>> begin Recorded data

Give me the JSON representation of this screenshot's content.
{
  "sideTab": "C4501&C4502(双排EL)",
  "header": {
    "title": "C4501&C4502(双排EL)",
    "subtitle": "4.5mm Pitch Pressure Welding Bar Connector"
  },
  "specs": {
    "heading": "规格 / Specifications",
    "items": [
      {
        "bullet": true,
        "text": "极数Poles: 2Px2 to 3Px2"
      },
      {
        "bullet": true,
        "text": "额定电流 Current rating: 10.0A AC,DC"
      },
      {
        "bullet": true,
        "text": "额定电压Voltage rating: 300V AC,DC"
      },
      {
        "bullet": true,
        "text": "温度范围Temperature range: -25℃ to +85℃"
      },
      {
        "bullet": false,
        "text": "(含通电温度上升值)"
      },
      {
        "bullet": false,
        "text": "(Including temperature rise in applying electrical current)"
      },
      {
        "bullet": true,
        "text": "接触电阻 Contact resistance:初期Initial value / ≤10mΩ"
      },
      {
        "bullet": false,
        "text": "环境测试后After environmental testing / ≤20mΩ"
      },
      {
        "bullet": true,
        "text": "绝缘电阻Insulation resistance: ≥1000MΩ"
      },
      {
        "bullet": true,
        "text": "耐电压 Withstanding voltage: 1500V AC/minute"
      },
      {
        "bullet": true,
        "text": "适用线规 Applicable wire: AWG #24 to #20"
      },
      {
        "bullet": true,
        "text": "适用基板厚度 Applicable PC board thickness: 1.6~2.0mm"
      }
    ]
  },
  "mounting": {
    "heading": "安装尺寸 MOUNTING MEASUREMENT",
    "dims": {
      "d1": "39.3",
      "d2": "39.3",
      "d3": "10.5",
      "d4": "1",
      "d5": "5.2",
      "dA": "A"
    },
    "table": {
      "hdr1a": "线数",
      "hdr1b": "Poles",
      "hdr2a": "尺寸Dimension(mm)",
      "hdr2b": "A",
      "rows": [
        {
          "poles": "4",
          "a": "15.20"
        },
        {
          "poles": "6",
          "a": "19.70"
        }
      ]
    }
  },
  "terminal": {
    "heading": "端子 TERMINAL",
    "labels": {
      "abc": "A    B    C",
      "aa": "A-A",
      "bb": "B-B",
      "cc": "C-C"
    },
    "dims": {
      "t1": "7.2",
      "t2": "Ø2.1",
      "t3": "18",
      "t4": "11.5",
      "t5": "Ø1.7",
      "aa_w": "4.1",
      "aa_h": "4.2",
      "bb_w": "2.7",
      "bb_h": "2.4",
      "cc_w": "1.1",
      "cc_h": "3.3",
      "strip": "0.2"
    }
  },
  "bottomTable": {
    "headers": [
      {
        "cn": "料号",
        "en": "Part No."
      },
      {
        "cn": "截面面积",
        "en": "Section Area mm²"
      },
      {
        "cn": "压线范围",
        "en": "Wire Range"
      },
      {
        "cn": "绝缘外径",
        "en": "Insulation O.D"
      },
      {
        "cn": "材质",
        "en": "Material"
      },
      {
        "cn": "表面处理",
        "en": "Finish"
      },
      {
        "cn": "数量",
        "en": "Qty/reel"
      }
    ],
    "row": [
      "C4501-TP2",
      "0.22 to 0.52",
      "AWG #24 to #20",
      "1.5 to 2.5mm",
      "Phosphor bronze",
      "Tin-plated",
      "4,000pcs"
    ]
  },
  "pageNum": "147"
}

>> end Recorded data

### Aim of the exercise
Transcribe every entry word for word.

### Solution to this problem
Give me the JSON representation of this screenshot's content.
{
  "sideTab": "C4501&C4502(双排EL)",
  "header": {
    "title": "C4501&C4502(双排EL)",
    "subtitle": "4.5mm Pitch Pressure Welding Bar Connector"
  },
  "specs": {
    "heading": "规格 / Specifications",
    "items": [
      {
        "bullet": true,
        "text": "极数Poles: 2Px2 to 3Px2"
      },
      {
        "bullet": true,
        "text": "额定电流 Current rating: 10.0A AC,DC"
      },
      {
        "bullet": true,
        "text": "额定电压Voltage rating: 300V AC,DC"
      },
      {
        "bullet": true,
        "text": "温度范围Temperature range: -25℃ to +85℃"
      },
      {
        "bullet": false,
        "text": "(含通电温度上升值)"
      },
      {
        "bullet": false,
        "text": "(Including temperature rise in applying electrical current)"
      },
      {
        "bullet": true,
        "text": "接触电阻 Contact resistance:初期Initial value / ≤10mΩ"
      },
      {
        "bullet": false,
        "text": "环境测试后After environmental testing / ≤20mΩ"
      },
      {
        "bullet": true,
        "text": "绝缘电阻Insulation resistance: ≥1000MΩ"
      },
      {
        "bullet": true,
        "text": "耐电压 Withstanding voltage: 1500V AC/minute"
      },
      {
        "bullet": true,
        "text": "适用线规 Applicable wire: AWG #24 to #20"
      },
      {
        "bullet": true,
        "text": "适用基板厚度 Applicable PC board thickness: 1.6~2.0mm"
      }
    ]
  },
  "mounting": {
    "heading": "安装尺寸 MOUNTING MEASUREMENT",
    "dims": {
      "d1": "39.3",
      "d2": "39.3",
      "d3": "10.5",
      "d4": "1",
      "d5": "5.2",
      "dA": "A"
    },
    "table": {
      "hdr1a": "线数",
      "hdr1b": "Poles",
      "hdr2a": "尺寸Dimension(mm)",
      "hdr2b": "A",
      "rows": [
        {
          "poles": "4",
          "a": "15.20"
        },
        {
          "poles": "6",
          "a": "19.70"
        }
      ]
    }
  },
  "terminal": {
    "heading": "端子 TERMINAL",
    "labels": {
      "abc": "A    B    C",
      "aa": "A-A",
      "bb": "B-B",
      "cc": "C-C"
    },
    "dims": {
      "t1": "7.2",
      "t2": "Ø2.1",
      "t3": "18",
      "t4": "11.5",
      "t5": "Ø1.7",
      "aa_w": "4.1",
      "aa_h": "4.2",
      "bb_w": "2.7",
      "bb_h": "2.4",
      "cc_w": "1.1",
      "cc_h": "3.3",
      "strip": "0.2"
    }
  },
  "bottomTable": {
    "headers": [
      {
        "cn": "料号",
        "en": "Part No."
      },
      {
        "cn": "截面面积",
        "en": "Section Area mm²"
      },
      {
        "cn": "压线范围",
        "en": "Wire Range"
      },
      {
        "cn": "绝缘外径",
        "en": "Insulation O.D"
      },
      {
        "cn": "材质",
        "en": "Material"
      },
      {
        "cn": "表面处理",
        "en": "Finish"
      },
      {
        "cn": "数量",
        "en": "Qty/reel"
      }
    ],
    "row": [
      "C4501-TP2",
      "0.22 to 0.52",
      "AWG #24 to #20",
      "1.5 to 2.5mm",
      "Phosphor bronze",
      "Tin-plated",
      "4,000pcs"
    ]
  },
  "pageNum": "147"
}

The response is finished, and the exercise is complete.